**PROBLEM STATEMENT**
Do not carry the pictures over; copy every other part of the entries exactly.

**DATA RECORDS**
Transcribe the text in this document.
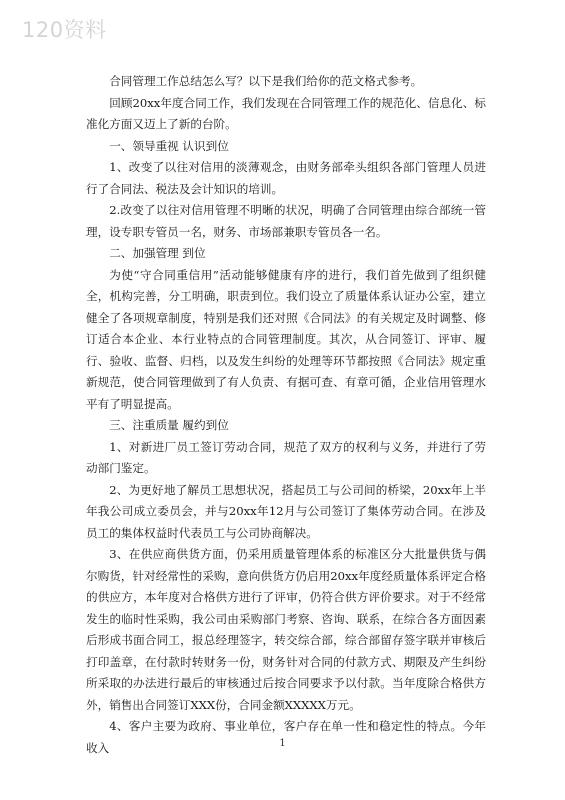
120资料

合同管理工作总结怎么写？以下是我们给你的范文格式参考。

回顾20xx年度合同工作，我们发现在合同管理工作的规范化、信息化、标准化方面又迈上了新的台阶。

一、领导重视 认识到位

1、改变了以往对信用的淡薄观念，由财务部牵头组织各部门管理人员进行了合同法、税法及会计知识的培训。

2.改变了以往对信用管理不明晰的状况，明确了合同管理由综合部统一管理，设专职专管员一名，财务、市场部兼职专管员各一名。

二、加强管理 到位

为使“守合同重信用”活动能够健康有序的进行，我们首先做到了组织健全，机构完善，分工明确，职责到位。我们设立了质量体系认证办公室，建立健全了各项规章制度，特别是我们还对照《合同法》的有关规定及时调整、修订适合本企业、本行业特点的合同管理制度。其次，从合同签订、评审、履行、验收、监督、归档，以及发生纠纷的处理等环节都按照《合同法》规定重新规范，使合同管理做到了有人负责、有据可查、有章可循，企业信用管理水平有了明显提高。

三、注重质量 履约到位

1、对新进厂员工签订劳动合同，规范了双方的权利与义务，并进行了劳动部门鉴定。

2、为更好地了解员工思想状况，搭起员工与公司间的桥梁，20xx年上半年我公司成立委员会，并与20xx年12月与公司签订了集体劳动合同。在涉及员工的集体权益时代表员工与公司协商解决。

3、在供应商供货方面，仍采用质量管理体系的标准区分大批量供货与偶尔购货，针对经常性的采购，意向供货方仍启用20xx年度经质量体系评定合格的供应方，本年度对合格供方进行了评审，仍符合供方评价要求。对于不经常发生的临时性采购，我公司由采购部门考察、咨询、联系，在综合各方面因素后形成书面合同工，报总经理签字，转交综合部，综合部留存签字联并审核后打印盖章，在付款时转财务一份，财务针对合同的付款方式、期限及产生纠纷所采取的办法进行最后的审核通过后按合同要求予以付款。当年度除合格供方外，销售出合同签订XXX份，合同金额XXXXX万元。

4、客户主要为政府、事业单位，客户存在单一性和稳定性的特点。今年收入	1
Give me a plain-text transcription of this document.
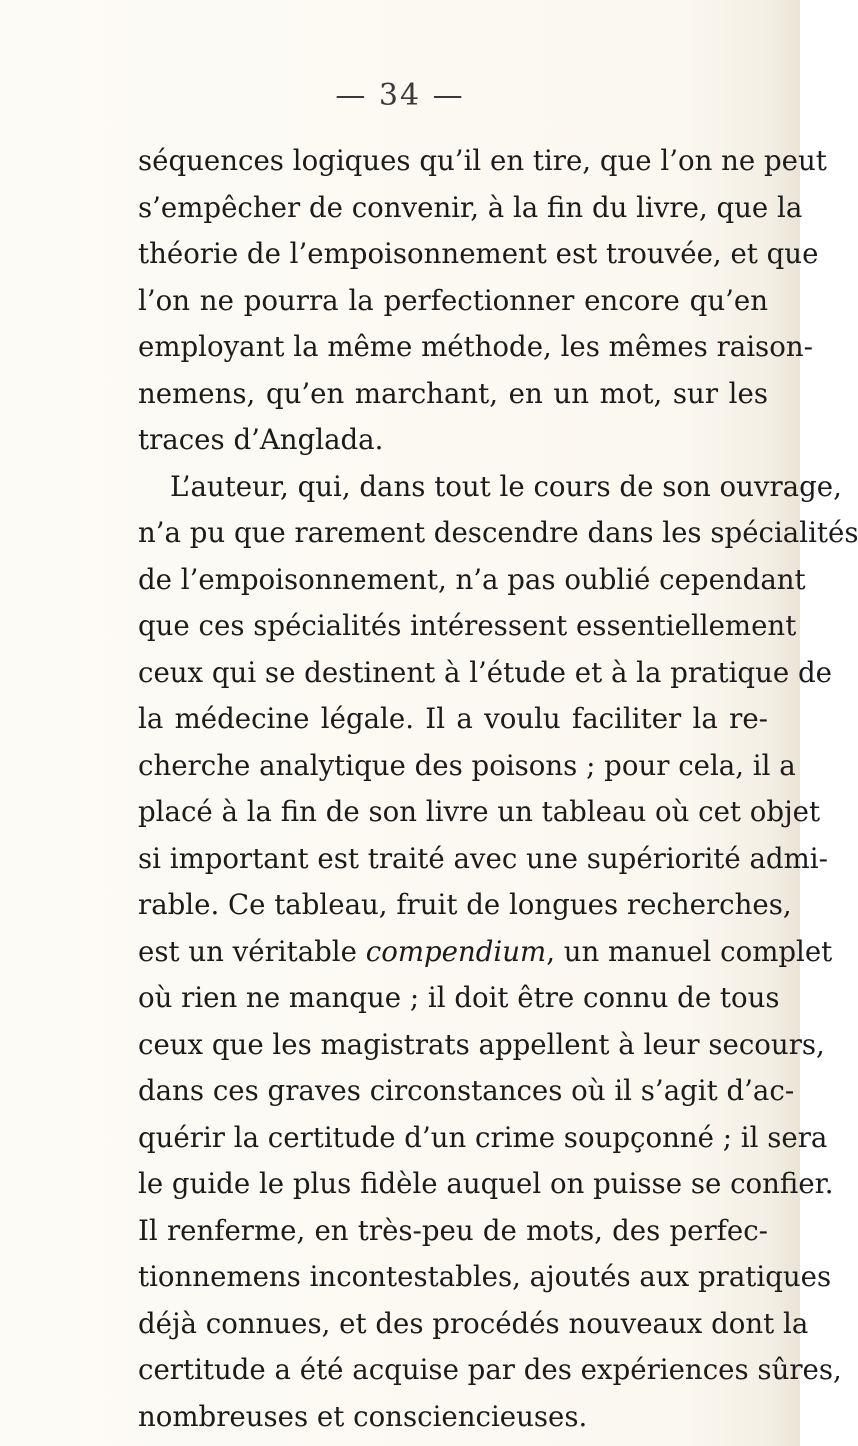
— 34 —
séquences logiques qu’il en tire, que l’on ne peut
s’empêcher de convenir, à la fin du livre, que la
théorie de l’empoisonnement est trouvée, et que
l’on ne pourra la perfectionner encore qu’en
employant la même méthode, les mêmes raison-
nemens, qu’en marchant, en un mot, sur les
traces d’Anglada.
L’auteur, qui, dans tout le cours de son ouvrage,
n’a pu que rarement descendre dans les spécialités
de l’empoisonnement, n’a pas oublié cependant
que ces spécialités intéressent essentiellement
ceux qui se destinent à l’étude et à la pratique de
la médecine légale. Il a voulu faciliter la re-
cherche analytique des poisons ; pour cela, il a
placé à la fin de son livre un tableau où cet objet
si important est traité avec une supériorité admi-
rable. Ce tableau, fruit de longues recherches,
est un véritable compendium, un manuel complet
où rien ne manque ; il doit être connu de tous
ceux que les magistrats appellent à leur secours,
dans ces graves circonstances où il s’agit d’ac-
quérir la certitude d’un crime soupçonné ; il sera
le guide le plus fidèle auquel on puisse se confier.
Il renferme, en très-peu de mots, des perfec-
tionnemens incontestables, ajoutés aux pratiques
déjà connues, et des procédés nouveaux dont la
certitude a été acquise par des expériences sûres,
nombreuses et consciencieuses.
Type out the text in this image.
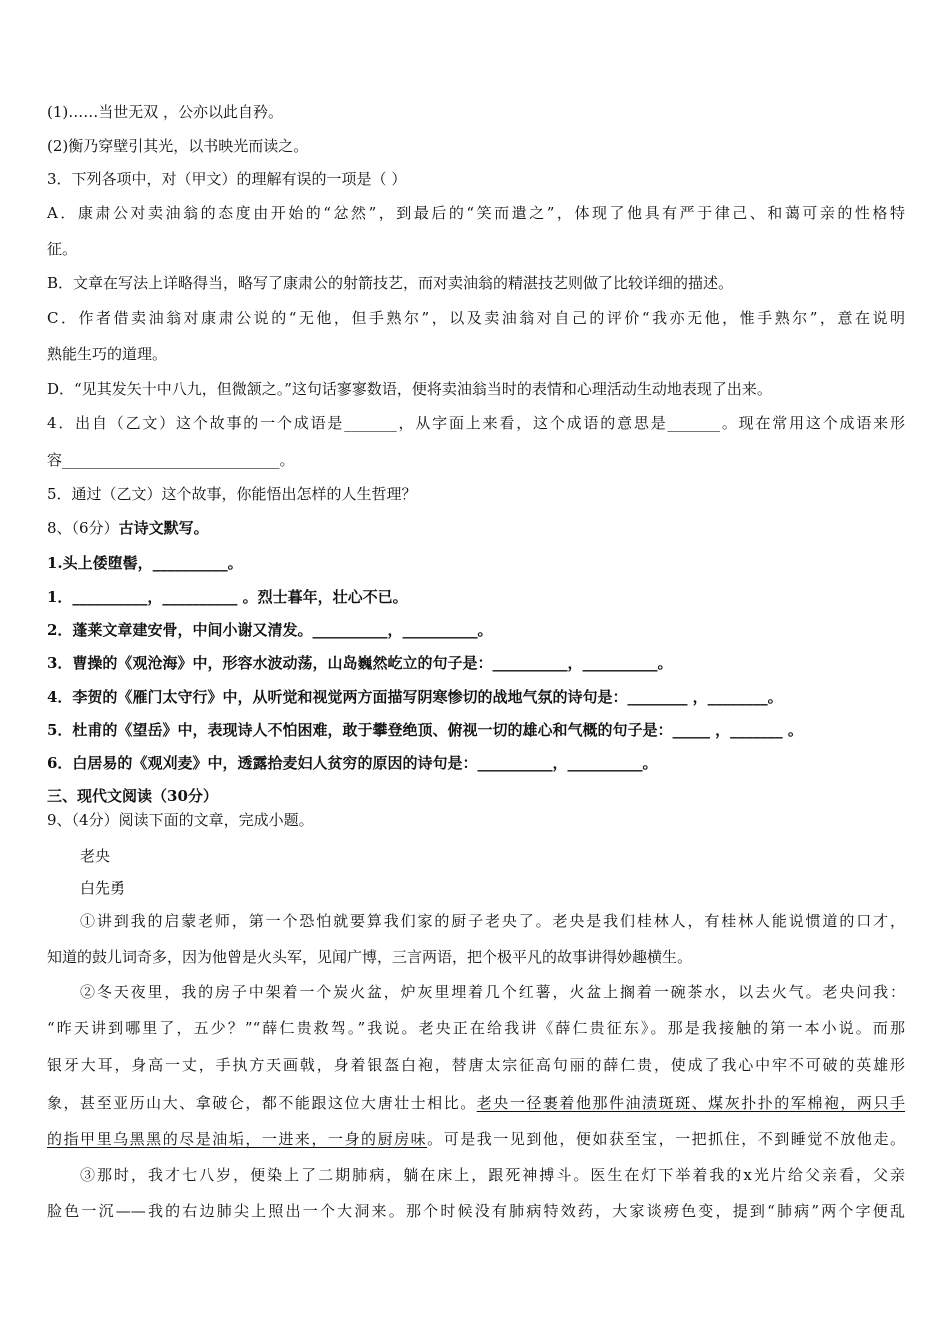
(1)……当世无双 ，公亦以此自矜。
(2)衡乃穿壁引其光，以书映光而读之。
3．下列各项中，对（甲文）的理解有误的一项是（ ）
A．康肃公对卖油翁的态度由开始的“忿然”，到最后的“笑而遣之”，体现了他具有严于律己、和蔼可亲的性格特
征。
B．文章在写法上详略得当，略写了康肃公的射箭技艺，而对卖油翁的精湛技艺则做了比较详细的描述。
C．作者借卖油翁对康肃公说的“无他，但手熟尔”，以及卖油翁对自己的评价“我亦无他，惟手熟尔”，意在说明
熟能生巧的道理。
D．“见其发矢十中八九，但微颔之。”这句话寥寥数语，便将卖油翁当时的表情和心理活动生动地表现了出来。
4．出自（乙文）这个故事的一个成语是_______，从字面上来看，这个成语的意思是_______。现在常用这个成语来形
容_____________________________。
5．通过（乙文）这个故事，你能悟出怎样的人生哲理？
8、（6分）古诗文默写。
1.头上倭堕髻，__________。
1．__________，__________ 。烈士暮年，壮心不已。
2．蓬莱文章建安骨，中间小谢又清发。__________，__________。
3．曹操的《观沧海》中，形容水波动荡，山岛巍然屹立的句子是：__________，__________。
4．李贺的《雁门太守行》中，从听觉和视觉两方面描写阴寒惨切的战地气氛的诗句是：________ ，________。
5．杜甫的《望岳》中，表现诗人不怕困难，敢于攀登绝顶、俯视一切的雄心和气概的句子是：_____ ，_______ 。
6．白居易的《观刈麦》中，透露拾麦妇人贫穷的原因的诗句是：__________，__________。
三、现代文阅读（30分）
9、（4分）阅读下面的文章，完成小题。
老央
白先勇
①讲到我的启蒙老师，第一个恐怕就要算我们家的厨子老央了。老央是我们桂林人，有桂林人能说惯道的口才，
知道的鼓儿词奇多，因为他曾是火头军，见闻广博，三言两语，把个极平凡的故事讲得妙趣横生。
②冬天夜里，我的房子中架着一个炭火盆，炉灰里埋着几个红薯，火盆上搁着一碗茶水，以去火气。老央问我：
“昨天讲到哪里了，五少？”“薛仁贵救驾。”我说。老央正在给我讲《薛仁贵征东》。那是我接触的第一本小说。而那
银牙大耳，身高一丈，手执方天画戟，身着银盔白袍，替唐太宗征高句丽的薛仁贵，使成了我心中牢不可破的英雄形
象，甚至亚历山大、拿破仑，都不能跟这位大唐壮士相比。老央一径裹着他那件油渍斑斑、煤灰扑扑的军棉袍，两只手
的指甲里乌黑黑的尽是油垢，一进来，一身的厨房味。可是我一见到他，便如获至宝，一把抓住，不到睡觉不放他走。
③那时，我才七八岁，便染上了二期肺病，躺在床上，跟死神搏斗。医生在灯下举着我的x光片给父亲看，父亲
脸色一沉——我的右边肺尖上照出一个大洞来。那个时候没有肺病特效药，大家谈痨色变，提到“肺病”两个字便乱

**TASK ANSWER**
Transcribe the text in this document.
120资料

合同管理工作总结怎么写？以下是我们给你的范文格式参考。

回顾20xx年度合同工作，我们发现在合同管理工作的规范化、信息化、标准化方面又迈上了新的台阶。

一、领导重视 认识到位

1、改变了以往对信用的淡薄观念，由财务部牵头组织各部门管理人员进行了合同法、税法及会计知识的培训。

2.改变了以往对信用管理不明晰的状况，明确了合同管理由综合部统一管理，设专职专管员一名，财务、市场部兼职专管员各一名。

二、加强管理 到位

为使“守合同重信用”活动能够健康有序的进行，我们首先做到了组织健全，机构完善，分工明确，职责到位。我们设立了质量体系认证办公室，建立健全了各项规章制度，特别是我们还对照《合同法》的有关规定及时调整、修订适合本企业、本行业特点的合同管理制度。其次，从合同签订、评审、履行、验收、监督、归档，以及发生纠纷的处理等环节都按照《合同法》规定重新规范，使合同管理做到了有人负责、有据可查、有章可循，企业信用管理水平有了明显提高。

三、注重质量 履约到位

1、对新进厂员工签订劳动合同，规范了双方的权利与义务，并进行了劳动部门鉴定。

2、为更好地了解员工思想状况，搭起员工与公司间的桥梁，20xx年上半年我公司成立委员会，并与20xx年12月与公司签订了集体劳动合同。在涉及员工的集体权益时代表员工与公司协商解决。

3、在供应商供货方面，仍采用质量管理体系的标准区分大批量供货与偶尔购货，针对经常性的采购，意向供货方仍启用20xx年度经质量体系评定合格的供应方，本年度对合格供方进行了评审，仍符合供方评价要求。对于不经常发生的临时性采购，我公司由采购部门考察、咨询、联系，在综合各方面因素后形成书面合同工，报总经理签字，转交综合部，综合部留存签字联并审核后打印盖章，在付款时转财务一份，财务针对合同的付款方式、期限及产生纠纷所采取的办法进行最后的审核通过后按合同要求予以付款。当年度除合格供方外，销售出合同签订XXX份，合同金额XXXXX万元。

4、客户主要为政府、事业单位，客户存在单一性和稳定性的特点。今年收入	1
Give me a plain-text transcription of this document.
— 34 —
séquences logiques qu’il en tire, que l’on ne peut
s’empêcher de convenir, à la fin du livre, que la
théorie de l’empoisonnement est trouvée, et que
l’on ne pourra la perfectionner encore qu’en
employant la même méthode, les mêmes raison-
nemens, qu’en marchant, en un mot, sur les
traces d’Anglada.
L’auteur, qui, dans tout le cours de son ouvrage,
n’a pu que rarement descendre dans les spécialités
de l’empoisonnement, n’a pas oublié cependant
que ces spécialités intéressent essentiellement
ceux qui se destinent à l’étude et à la pratique de
la médecine légale. Il a voulu faciliter la re-
cherche analytique des poisons ; pour cela, il a
placé à la fin de son livre un tableau où cet objet
si important est traité avec une supériorité admi-
rable. Ce tableau, fruit de longues recherches,
est un véritable compendium, un manuel complet
où rien ne manque ; il doit être connu de tous
ceux que les magistrats appellent à leur secours,
dans ces graves circonstances où il s’agit d’ac-
quérir la certitude d’un crime soupçonné ; il sera
le guide le plus fidèle auquel on puisse se confier.
Il renferme, en très-peu de mots, des perfec-
tionnemens incontestables, ajoutés aux pratiques
déjà connues, et des procédés nouveaux dont la
certitude a été acquise par des expériences sûres,
nombreuses et consciencieuses.
Type out the text in this image.
(1)……当世无双 ，公亦以此自矜。
(2)衡乃穿壁引其光，以书映光而读之。
3．下列各项中，对（甲文）的理解有误的一项是（ ）
A．康肃公对卖油翁的态度由开始的“忿然”，到最后的“笑而遣之”，体现了他具有严于律己、和蔼可亲的性格特
征。
B．文章在写法上详略得当，略写了康肃公的射箭技艺，而对卖油翁的精湛技艺则做了比较详细的描述。
C．作者借卖油翁对康肃公说的“无他，但手熟尔”，以及卖油翁对自己的评价“我亦无他，惟手熟尔”，意在说明
熟能生巧的道理。
D．“见其发矢十中八九，但微颔之。”这句话寥寥数语，便将卖油翁当时的表情和心理活动生动地表现了出来。
4．出自（乙文）这个故事的一个成语是_______，从字面上来看，这个成语的意思是_______。现在常用这个成语来形
容_____________________________。
5．通过（乙文）这个故事，你能悟出怎样的人生哲理？
8、（6分）古诗文默写。
1.头上倭堕髻，__________。
1．__________，__________ 。烈士暮年，壮心不已。
2．蓬莱文章建安骨，中间小谢又清发。__________，__________。
3．曹操的《观沧海》中，形容水波动荡，山岛巍然屹立的句子是：__________，__________。
4．李贺的《雁门太守行》中，从听觉和视觉两方面描写阴寒惨切的战地气氛的诗句是：________ ，________。
5．杜甫的《望岳》中，表现诗人不怕困难，敢于攀登绝顶、俯视一切的雄心和气概的句子是：_____ ，_______ 。
6．白居易的《观刈麦》中，透露拾麦妇人贫穷的原因的诗句是：__________，__________。
三、现代文阅读（30分）
9、（4分）阅读下面的文章，完成小题。
老央
白先勇
①讲到我的启蒙老师，第一个恐怕就要算我们家的厨子老央了。老央是我们桂林人，有桂林人能说惯道的口才，
知道的鼓儿词奇多，因为他曾是火头军，见闻广博，三言两语，把个极平凡的故事讲得妙趣横生。
②冬天夜里，我的房子中架着一个炭火盆，炉灰里埋着几个红薯，火盆上搁着一碗茶水，以去火气。老央问我：
“昨天讲到哪里了，五少？”“薛仁贵救驾。”我说。老央正在给我讲《薛仁贵征东》。那是我接触的第一本小说。而那
银牙大耳，身高一丈，手执方天画戟，身着银盔白袍，替唐太宗征高句丽的薛仁贵，使成了我心中牢不可破的英雄形
象，甚至亚历山大、拿破仑，都不能跟这位大唐壮士相比。老央一径裹着他那件油渍斑斑、煤灰扑扑的军棉袍，两只手
的指甲里乌黑黑的尽是油垢，一进来，一身的厨房味。可是我一见到他，便如获至宝，一把抓住，不到睡觉不放他走。
③那时，我才七八岁，便染上了二期肺病，躺在床上，跟死神搏斗。医生在灯下举着我的x光片给父亲看，父亲
脸色一沉——我的右边肺尖上照出一个大洞来。那个时候没有肺病特效药，大家谈痨色变，提到“肺病”两个字便乱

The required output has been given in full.